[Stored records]
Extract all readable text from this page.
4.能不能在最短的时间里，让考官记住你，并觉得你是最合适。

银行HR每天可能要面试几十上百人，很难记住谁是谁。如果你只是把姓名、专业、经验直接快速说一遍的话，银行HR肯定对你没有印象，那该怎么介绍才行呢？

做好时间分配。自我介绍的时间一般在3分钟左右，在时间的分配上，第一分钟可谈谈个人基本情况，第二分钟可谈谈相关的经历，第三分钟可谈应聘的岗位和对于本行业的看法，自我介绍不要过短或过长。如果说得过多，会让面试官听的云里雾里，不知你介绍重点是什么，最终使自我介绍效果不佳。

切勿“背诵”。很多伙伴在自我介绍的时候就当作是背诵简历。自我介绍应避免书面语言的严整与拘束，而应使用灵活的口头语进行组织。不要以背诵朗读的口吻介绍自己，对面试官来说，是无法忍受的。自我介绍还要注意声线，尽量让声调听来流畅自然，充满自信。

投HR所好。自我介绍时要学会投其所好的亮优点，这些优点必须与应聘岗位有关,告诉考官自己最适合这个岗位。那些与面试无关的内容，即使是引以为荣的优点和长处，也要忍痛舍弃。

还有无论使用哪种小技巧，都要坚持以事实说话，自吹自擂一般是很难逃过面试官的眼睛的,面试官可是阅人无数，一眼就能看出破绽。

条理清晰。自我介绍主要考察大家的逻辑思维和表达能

* * *

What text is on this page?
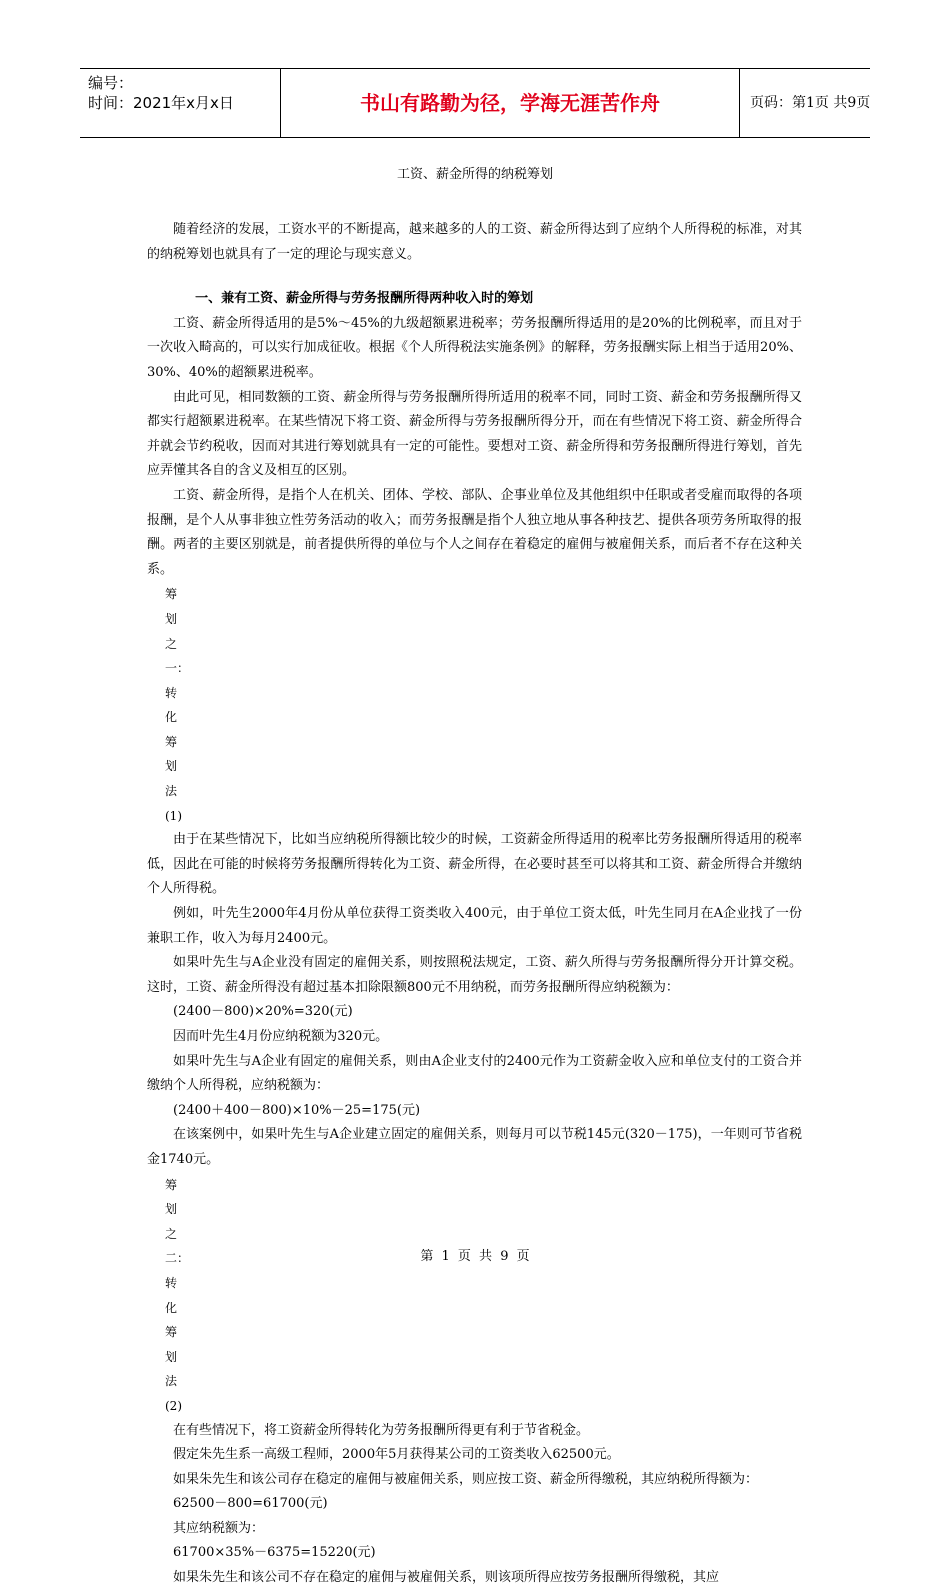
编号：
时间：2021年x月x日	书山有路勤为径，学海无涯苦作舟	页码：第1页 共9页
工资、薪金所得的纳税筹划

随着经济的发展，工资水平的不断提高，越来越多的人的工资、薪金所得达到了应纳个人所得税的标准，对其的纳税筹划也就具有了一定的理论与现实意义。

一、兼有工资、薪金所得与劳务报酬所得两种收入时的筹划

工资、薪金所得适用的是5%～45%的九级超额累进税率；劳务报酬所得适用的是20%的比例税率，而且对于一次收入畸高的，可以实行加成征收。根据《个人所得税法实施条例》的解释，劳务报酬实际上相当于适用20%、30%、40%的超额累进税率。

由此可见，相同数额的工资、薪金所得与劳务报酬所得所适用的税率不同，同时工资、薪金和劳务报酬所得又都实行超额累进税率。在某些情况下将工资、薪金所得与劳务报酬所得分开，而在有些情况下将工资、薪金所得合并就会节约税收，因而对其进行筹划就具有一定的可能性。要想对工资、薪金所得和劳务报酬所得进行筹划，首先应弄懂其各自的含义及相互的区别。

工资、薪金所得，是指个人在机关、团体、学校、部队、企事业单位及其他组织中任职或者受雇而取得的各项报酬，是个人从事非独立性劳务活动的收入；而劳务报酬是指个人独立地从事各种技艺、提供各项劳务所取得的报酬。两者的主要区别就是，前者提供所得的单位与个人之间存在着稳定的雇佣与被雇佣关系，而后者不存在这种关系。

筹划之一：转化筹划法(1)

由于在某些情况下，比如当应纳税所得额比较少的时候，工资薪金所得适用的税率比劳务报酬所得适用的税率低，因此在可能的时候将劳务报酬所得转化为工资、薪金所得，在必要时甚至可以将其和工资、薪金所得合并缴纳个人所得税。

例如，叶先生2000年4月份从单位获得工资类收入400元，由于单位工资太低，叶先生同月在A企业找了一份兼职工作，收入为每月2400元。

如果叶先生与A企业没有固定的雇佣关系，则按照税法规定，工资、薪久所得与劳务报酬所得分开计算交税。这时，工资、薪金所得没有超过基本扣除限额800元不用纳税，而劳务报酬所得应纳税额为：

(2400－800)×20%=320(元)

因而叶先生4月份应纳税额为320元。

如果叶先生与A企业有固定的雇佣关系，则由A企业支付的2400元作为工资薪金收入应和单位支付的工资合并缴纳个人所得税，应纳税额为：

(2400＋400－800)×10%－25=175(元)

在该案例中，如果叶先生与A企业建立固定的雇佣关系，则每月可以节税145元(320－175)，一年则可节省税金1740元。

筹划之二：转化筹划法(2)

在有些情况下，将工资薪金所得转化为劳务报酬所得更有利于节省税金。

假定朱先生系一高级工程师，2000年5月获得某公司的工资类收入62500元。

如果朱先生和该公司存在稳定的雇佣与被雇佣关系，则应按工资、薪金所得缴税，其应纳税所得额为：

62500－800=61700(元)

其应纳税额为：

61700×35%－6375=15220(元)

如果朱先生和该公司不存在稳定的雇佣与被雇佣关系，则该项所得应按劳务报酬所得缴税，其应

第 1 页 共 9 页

* * *

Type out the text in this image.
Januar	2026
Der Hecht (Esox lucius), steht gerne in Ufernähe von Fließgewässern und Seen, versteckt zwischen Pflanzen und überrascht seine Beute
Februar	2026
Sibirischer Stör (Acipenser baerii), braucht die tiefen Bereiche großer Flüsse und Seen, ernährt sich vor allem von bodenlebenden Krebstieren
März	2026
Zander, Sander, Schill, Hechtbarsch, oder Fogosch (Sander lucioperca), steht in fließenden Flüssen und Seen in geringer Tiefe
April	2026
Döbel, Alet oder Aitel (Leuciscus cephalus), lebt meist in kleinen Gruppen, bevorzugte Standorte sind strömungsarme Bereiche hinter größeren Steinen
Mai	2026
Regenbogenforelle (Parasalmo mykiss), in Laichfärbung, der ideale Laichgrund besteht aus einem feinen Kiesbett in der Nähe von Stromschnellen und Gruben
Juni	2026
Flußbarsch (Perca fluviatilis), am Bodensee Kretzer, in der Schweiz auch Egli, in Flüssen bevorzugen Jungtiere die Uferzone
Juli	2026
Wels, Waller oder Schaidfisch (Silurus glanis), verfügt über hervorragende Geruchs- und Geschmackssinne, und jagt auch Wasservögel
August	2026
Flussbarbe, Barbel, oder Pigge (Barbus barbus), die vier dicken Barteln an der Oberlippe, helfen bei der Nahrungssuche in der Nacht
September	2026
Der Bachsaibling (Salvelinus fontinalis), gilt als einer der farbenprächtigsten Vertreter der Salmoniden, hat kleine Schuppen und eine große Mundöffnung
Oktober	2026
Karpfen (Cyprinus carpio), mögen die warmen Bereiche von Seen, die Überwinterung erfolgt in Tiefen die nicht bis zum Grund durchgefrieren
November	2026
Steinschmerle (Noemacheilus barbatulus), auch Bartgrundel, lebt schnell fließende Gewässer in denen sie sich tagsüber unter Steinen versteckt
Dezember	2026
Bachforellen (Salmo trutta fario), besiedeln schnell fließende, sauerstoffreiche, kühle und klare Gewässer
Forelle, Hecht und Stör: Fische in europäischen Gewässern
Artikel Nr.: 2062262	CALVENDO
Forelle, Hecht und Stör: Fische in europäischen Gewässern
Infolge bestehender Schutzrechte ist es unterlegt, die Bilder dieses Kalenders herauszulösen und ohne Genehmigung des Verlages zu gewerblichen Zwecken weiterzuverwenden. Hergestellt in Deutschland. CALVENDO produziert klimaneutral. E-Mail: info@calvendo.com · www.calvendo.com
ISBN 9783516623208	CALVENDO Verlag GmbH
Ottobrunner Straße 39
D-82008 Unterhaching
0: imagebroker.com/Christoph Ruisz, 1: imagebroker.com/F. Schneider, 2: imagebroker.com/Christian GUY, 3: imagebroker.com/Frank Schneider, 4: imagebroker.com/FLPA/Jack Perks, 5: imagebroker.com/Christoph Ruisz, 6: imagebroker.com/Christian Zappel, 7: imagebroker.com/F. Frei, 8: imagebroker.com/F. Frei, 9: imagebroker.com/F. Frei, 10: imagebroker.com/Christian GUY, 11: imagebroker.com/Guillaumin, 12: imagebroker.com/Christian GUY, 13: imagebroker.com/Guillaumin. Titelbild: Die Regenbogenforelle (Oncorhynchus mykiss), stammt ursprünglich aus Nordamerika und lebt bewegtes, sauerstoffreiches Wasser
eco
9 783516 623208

Stated goal ->
Look through the material above and pick out each line holding the word "page".

Reply to the task ->
Extract all readable text from this page.
What text is on this page?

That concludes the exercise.